- **YOUR GOAL**: Please retype the data in full and exactly; the pictures are not part of the copy.

- **INFORMATION SHOWN**:
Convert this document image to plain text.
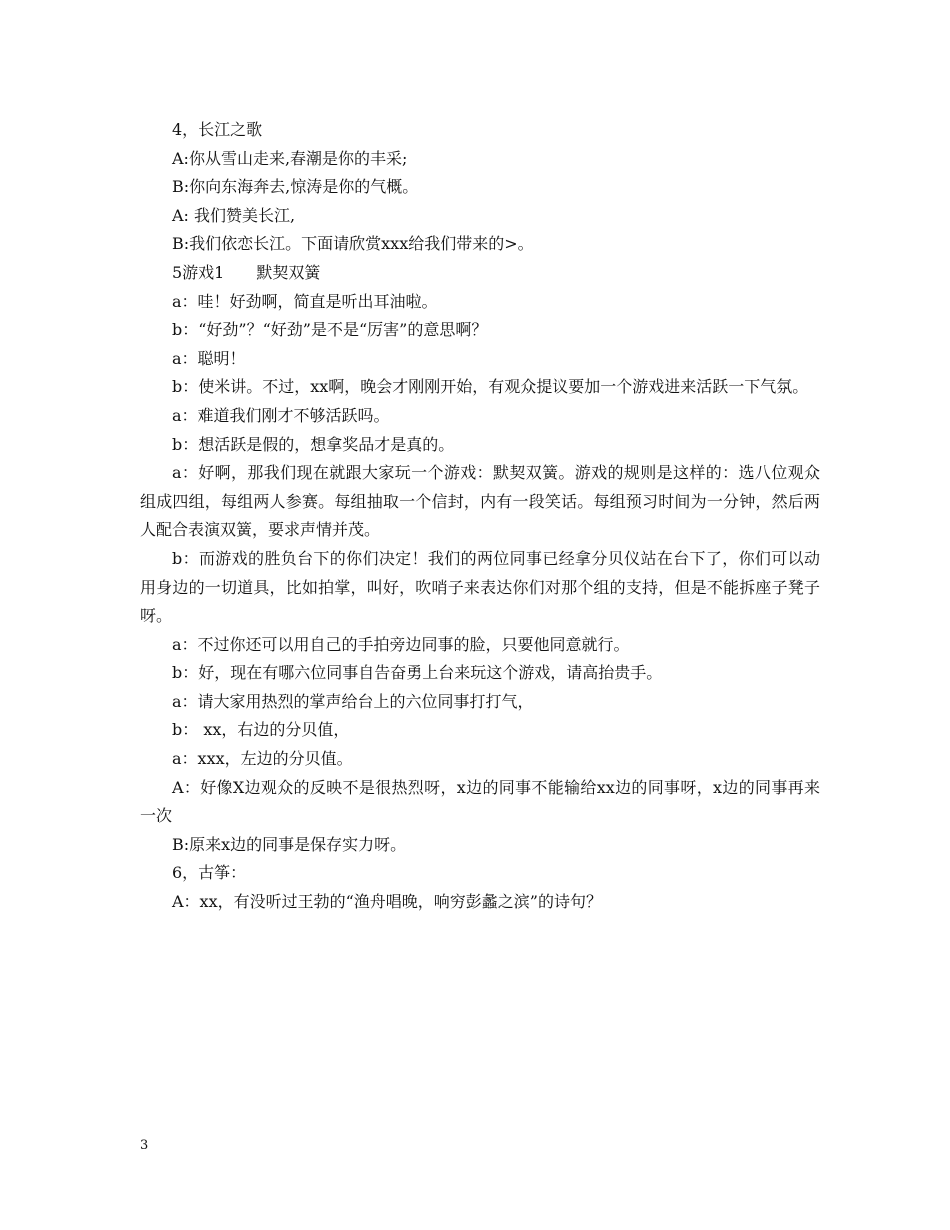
4，长江之歌

A:你从雪山走来,春潮是你的丰采;

B:你向东海奔去,惊涛是你的气概。

A: 我们赞美长江,

B:我们依恋长江。下面请欣赏xxx给我们带来的>。

5游戏1　　默契双簧

a：哇！好劲啊，简直是听出耳油啦。

b：“好劲”？“好劲”是不是“厉害”的意思啊？

a：聪明！

b：使米讲。不过，xx啊，晚会才刚刚开始，有观众提议要加一个游戏进来活跃一下气氛。

a：难道我们刚才不够活跃吗。

b：想活跃是假的，想拿奖品才是真的。

a：好啊，那我们现在就跟大家玩一个游戏：默契双簧。游戏的规则是这样的：选八位观众组成四组，每组两人参赛。每组抽取一个信封，内有一段笑话。每组预习时间为一分钟，然后两人配合表演双簧，要求声情并茂。

b：而游戏的胜负台下的你们决定！我们的两位同事已经拿分贝仪站在台下了，你们可以动用身边的一切道具，比如拍掌，叫好，吹哨子来表达你们对那个组的支持，但是不能拆座子凳子呀。

a：不过你还可以用自己的手拍旁边同事的脸，只要他同意就行。

b：好，现在有哪六位同事自告奋勇上台来玩这个游戏，请高抬贵手。

a：请大家用热烈的掌声给台上的六位同事打打气，

b： xx，右边的分贝值，

a：xxx，左边的分贝值。

A：好像X边观众的反映不是很热烈呀，x边的同事不能输给xx边的同事呀，x边的同事再来一次

B:原来x边的同事是保存实力呀。

6，古筝：

A：xx，有没听过王勃的“渔舟唱晚，响穷彭蠡之滨”的诗句？

3
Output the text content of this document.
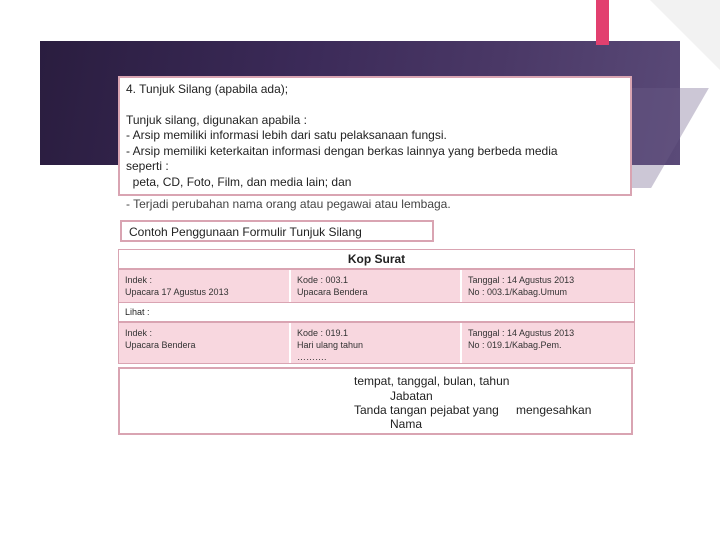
4. Tunjuk Silang (apabila ada);
Tunjuk silang, digunakan apabila :
- Arsip memiliki informasi lebih dari satu pelaksanaan fungsi.
- Arsip memiliki keterkaitan informasi dengan berkas lainnya yang berbeda media
seperti :
peta, CD, Foto, Film, dan media lain; dan
- Terjadi perubahan nama orang atau pegawai atau lembaga.
Contoh Penggunaan Formulir Tunjuk Silang
Kop Surat
Indek :
Upacara 17 Agustus 2013
Kode : 003.1
Upacara Bendera
Tanggal : 14 Agustus 2013
No : 003.1/Kabag.Umum
Lihat :
Indek :
Upacara Bendera
Kode : 019.1
Hari ulang tahun
……….
Tanggal : 14 Agustus 2013
No : 019.1/Kabag.Pem.
tempat, tanggal, bulan, tahun
Jabatan
Tanda tangan pejabat yang mengesahkan
Nama
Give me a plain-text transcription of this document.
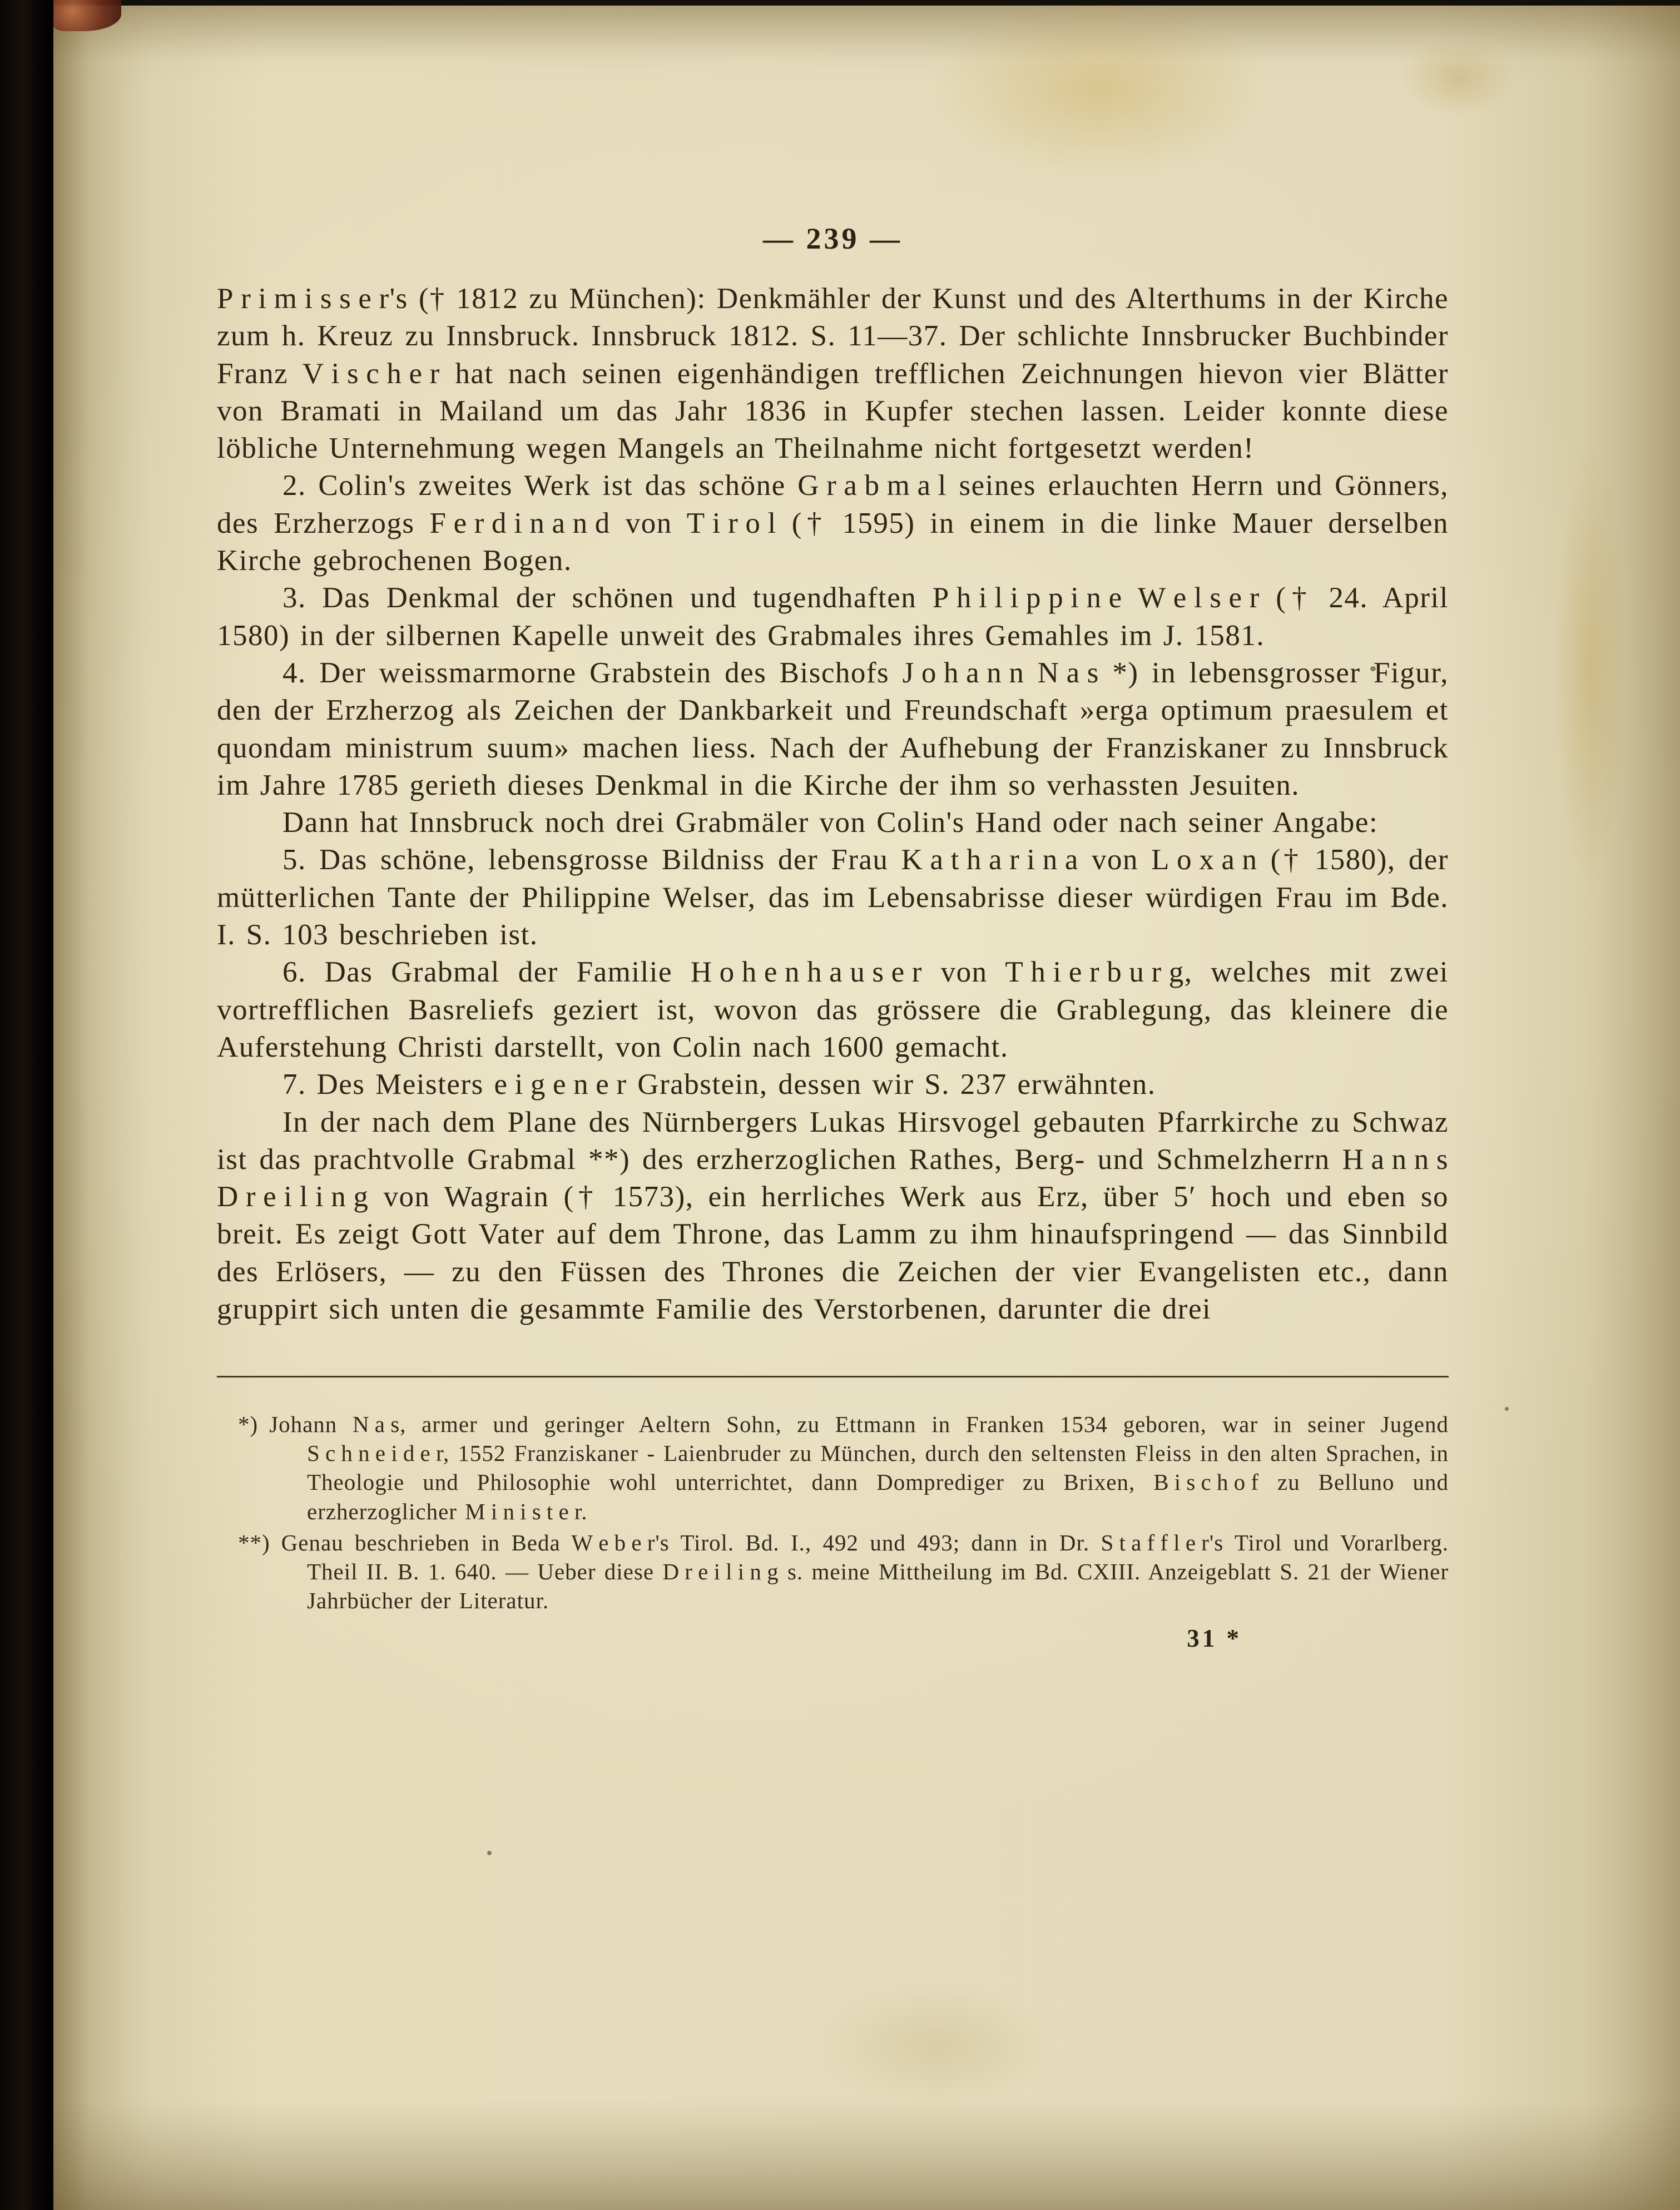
— 239 —

P r i m i s s e r's († 1812 zu München): Denkmähler der Kunst und des Alterthums in der Kirche zum h. Kreuz zu Innsbruck. Innsbruck 1812. S. 11—37. Der schlichte Innsbrucker Buchbinder Franz V i s c h e r hat nach seinen eigenhändigen trefflichen Zeichnungen hievon vier Blätter von Bramati in Mailand um das Jahr 1836 in Kupfer stechen lassen. Leider konnte diese löbliche Unternehmung wegen Mangels an Theilnahme nicht fortgesetzt werden!

2. Colin's zweites Werk ist das schöne G r a b m a l seines erlauchten Herrn und Gönners, des Erzherzogs F e r d i n a n d von T i r o l († 1595) in einem in die linke Mauer derselben Kirche gebrochenen Bogen.

3. Das Denkmal der schönen und tugendhaften P h i l i p p i n e W e l s e r († 24. April 1580) in der silbernen Kapelle unweit des Grabmales ihres Gemahles im J. 1581.

4. Der weissmarmorne Grabstein des Bischofs J o h a n n N a s *) in lebensgrosser Figur, den der Erzherzog als Zeichen der Dankbarkeit und Freundschaft »erga optimum praesulem et quondam ministrum suum» machen liess. Nach der Aufhebung der Franziskaner zu Innsbruck im Jahre 1785 gerieth dieses Denkmal in die Kirche der ihm so verhassten Jesuiten.

Dann hat Innsbruck noch drei Grabmäler von Colin's Hand oder nach seiner Angabe:

5. Das schöne, lebensgrosse Bildniss der Frau K a t h a r i n a von L o x a n († 1580), der mütterlichen Tante der Philippine Welser, das im Lebensabrisse dieser würdigen Frau im Bde. I. S. 103 beschrieben ist.

6. Das Grabmal der Familie H o h e n h a u s e r von T h i e r b u r g, welches mit zwei vortrefflichen Basreliefs geziert ist, wovon das grössere die Grablegung, das kleinere die Auferstehung Christi darstellt, von Colin nach 1600 gemacht.

7. Des Meisters e i g e n e r Grabstein, dessen wir S. 237 erwähnten.

In der nach dem Plane des Nürnbergers Lukas Hirsvogel gebauten Pfarrkirche zu Schwaz ist das prachtvolle Grabmal **) des erzherzoglichen Rathes, Berg- und Schmelzherrn H a n n s D r e i l i n g von Wagrain († 1573), ein herrliches Werk aus Erz, über 5′ hoch und eben so breit. Es zeigt Gott Vater auf dem Throne, das Lamm zu ihm hinaufspringend — das Sinnbild des Erlösers, — zu den Füssen des Thrones die Zeichen der vier Evangelisten etc., dann gruppirt sich unten die gesammte Familie des Verstorbenen, darunter die drei

*) Johann N a s, armer und geringer Aeltern Sohn, zu Ettmann in Franken 1534 geboren, war in seiner Jugend S c h n e i d e r, 1552 Franziskaner - Laienbruder zu München, durch den seltensten Fleiss in den alten Sprachen, in Theologie und Philosophie wohl unterrichtet, dann Domprediger zu Brixen, B i s c h o f zu Belluno und erzherzoglicher M i n i s t e r.

**) Genau beschrieben in Beda W e b e r's Tirol. Bd. I., 492 und 493; dann in Dr. S t a f f l e r's Tirol und Vorarlberg. Theil II. B. 1. 640. — Ueber diese D r e i l i n g s. meine Mittheilung im Bd. CXIII. Anzeigeblatt S. 21 der Wiener Jahrbücher der Literatur.

31 *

- **WORKED ANSWER**:
Convert this document image to plain text.
4，长江之歌

A:你从雪山走来,春潮是你的丰采;

B:你向东海奔去,惊涛是你的气概。

A: 我们赞美长江,

B:我们依恋长江。下面请欣赏xxx给我们带来的>。

5游戏1　　默契双簧

a：哇！好劲啊，简直是听出耳油啦。

b：“好劲”？“好劲”是不是“厉害”的意思啊？

a：聪明！

b：使米讲。不过，xx啊，晚会才刚刚开始，有观众提议要加一个游戏进来活跃一下气氛。

a：难道我们刚才不够活跃吗。

b：想活跃是假的，想拿奖品才是真的。

a：好啊，那我们现在就跟大家玩一个游戏：默契双簧。游戏的规则是这样的：选八位观众组成四组，每组两人参赛。每组抽取一个信封，内有一段笑话。每组预习时间为一分钟，然后两人配合表演双簧，要求声情并茂。

b：而游戏的胜负台下的你们决定！我们的两位同事已经拿分贝仪站在台下了，你们可以动用身边的一切道具，比如拍掌，叫好，吹哨子来表达你们对那个组的支持，但是不能拆座子凳子呀。

a：不过你还可以用自己的手拍旁边同事的脸，只要他同意就行。

b：好，现在有哪六位同事自告奋勇上台来玩这个游戏，请高抬贵手。

a：请大家用热烈的掌声给台上的六位同事打打气，

b： xx，右边的分贝值，

a：xxx，左边的分贝值。

A：好像X边观众的反映不是很热烈呀，x边的同事不能输给xx边的同事呀，x边的同事再来一次

B:原来x边的同事是保存实力呀。

6，古筝：

A：xx，有没听过王勃的“渔舟唱晚，响穷彭蠡之滨”的诗句？

3
Output the text content of this document.
4. Tunjuk Silang (apabila ada);
Tunjuk silang, digunakan apabila :
- Arsip memiliki informasi lebih dari satu pelaksanaan fungsi.
- Arsip memiliki keterkaitan informasi dengan berkas lainnya yang berbeda media
seperti :
peta, CD, Foto, Film, dan media lain; dan
- Terjadi perubahan nama orang atau pegawai atau lembaga.
Contoh Penggunaan Formulir Tunjuk Silang
Kop Surat
Indek :
Upacara 17 Agustus 2013
Kode : 003.1
Upacara Bendera
Tanggal : 14 Agustus 2013
No : 003.1/Kabag.Umum
Lihat :
Indek :
Upacara Bendera
Kode : 019.1
Hari ulang tahun
……….
Tanggal : 14 Agustus 2013
No : 019.1/Kabag.Pem.
tempat, tanggal, bulan, tahun
Jabatan
Tanda tangan pejabat yang mengesahkan
Nama
Give me a plain-text transcription of this document.
— 239 —

P r i m i s s e r's († 1812 zu München): Denkmähler der Kunst und des Alterthums in der Kirche zum h. Kreuz zu Innsbruck. Innsbruck 1812. S. 11—37. Der schlichte Innsbrucker Buchbinder Franz V i s c h e r hat nach seinen eigenhändigen trefflichen Zeichnungen hievon vier Blätter von Bramati in Mailand um das Jahr 1836 in Kupfer stechen lassen. Leider konnte diese löbliche Unternehmung wegen Mangels an Theilnahme nicht fortgesetzt werden!

2. Colin's zweites Werk ist das schöne G r a b m a l seines erlauchten Herrn und Gönners, des Erzherzogs F e r d i n a n d von T i r o l († 1595) in einem in die linke Mauer derselben Kirche gebrochenen Bogen.

3. Das Denkmal der schönen und tugendhaften P h i l i p p i n e W e l s e r († 24. April 1580) in der silbernen Kapelle unweit des Grabmales ihres Gemahles im J. 1581.

4. Der weissmarmorne Grabstein des Bischofs J o h a n n N a s *) in lebensgrosser Figur, den der Erzherzog als Zeichen der Dankbarkeit und Freundschaft »erga optimum praesulem et quondam ministrum suum» machen liess. Nach der Aufhebung der Franziskaner zu Innsbruck im Jahre 1785 gerieth dieses Denkmal in die Kirche der ihm so verhassten Jesuiten.

Dann hat Innsbruck noch drei Grabmäler von Colin's Hand oder nach seiner Angabe:

5. Das schöne, lebensgrosse Bildniss der Frau K a t h a r i n a von L o x a n († 1580), der mütterlichen Tante der Philippine Welser, das im Lebensabrisse dieser würdigen Frau im Bde. I. S. 103 beschrieben ist.

6. Das Grabmal der Familie H o h e n h a u s e r von T h i e r b u r g, welches mit zwei vortrefflichen Basreliefs geziert ist, wovon das grössere die Grablegung, das kleinere die Auferstehung Christi darstellt, von Colin nach 1600 gemacht.

7. Des Meisters e i g e n e r Grabstein, dessen wir S. 237 erwähnten.

In der nach dem Plane des Nürnbergers Lukas Hirsvogel gebauten Pfarrkirche zu Schwaz ist das prachtvolle Grabmal **) des erzherzoglichen Rathes, Berg- und Schmelzherrn H a n n s D r e i l i n g von Wagrain († 1573), ein herrliches Werk aus Erz, über 5′ hoch und eben so breit. Es zeigt Gott Vater auf dem Throne, das Lamm zu ihm hinaufspringend — das Sinnbild des Erlösers, — zu den Füssen des Thrones die Zeichen der vier Evangelisten etc., dann gruppirt sich unten die gesammte Familie des Verstorbenen, darunter die drei

*) Johann N a s, armer und geringer Aeltern Sohn, zu Ettmann in Franken 1534 geboren, war in seiner Jugend S c h n e i d e r, 1552 Franziskaner - Laienbruder zu München, durch den seltensten Fleiss in den alten Sprachen, in Theologie und Philosophie wohl unterrichtet, dann Domprediger zu Brixen, B i s c h o f zu Belluno und erzherzoglicher M i n i s t e r.

**) Genau beschrieben in Beda W e b e r's Tirol. Bd. I., 492 und 493; dann in Dr. S t a f f l e r's Tirol und Vorarlberg. Theil II. B. 1. 640. — Ueber diese D r e i l i n g s. meine Mittheilung im Bd. CXIII. Anzeigeblatt S. 21 der Wiener Jahrbücher der Literatur.

31 *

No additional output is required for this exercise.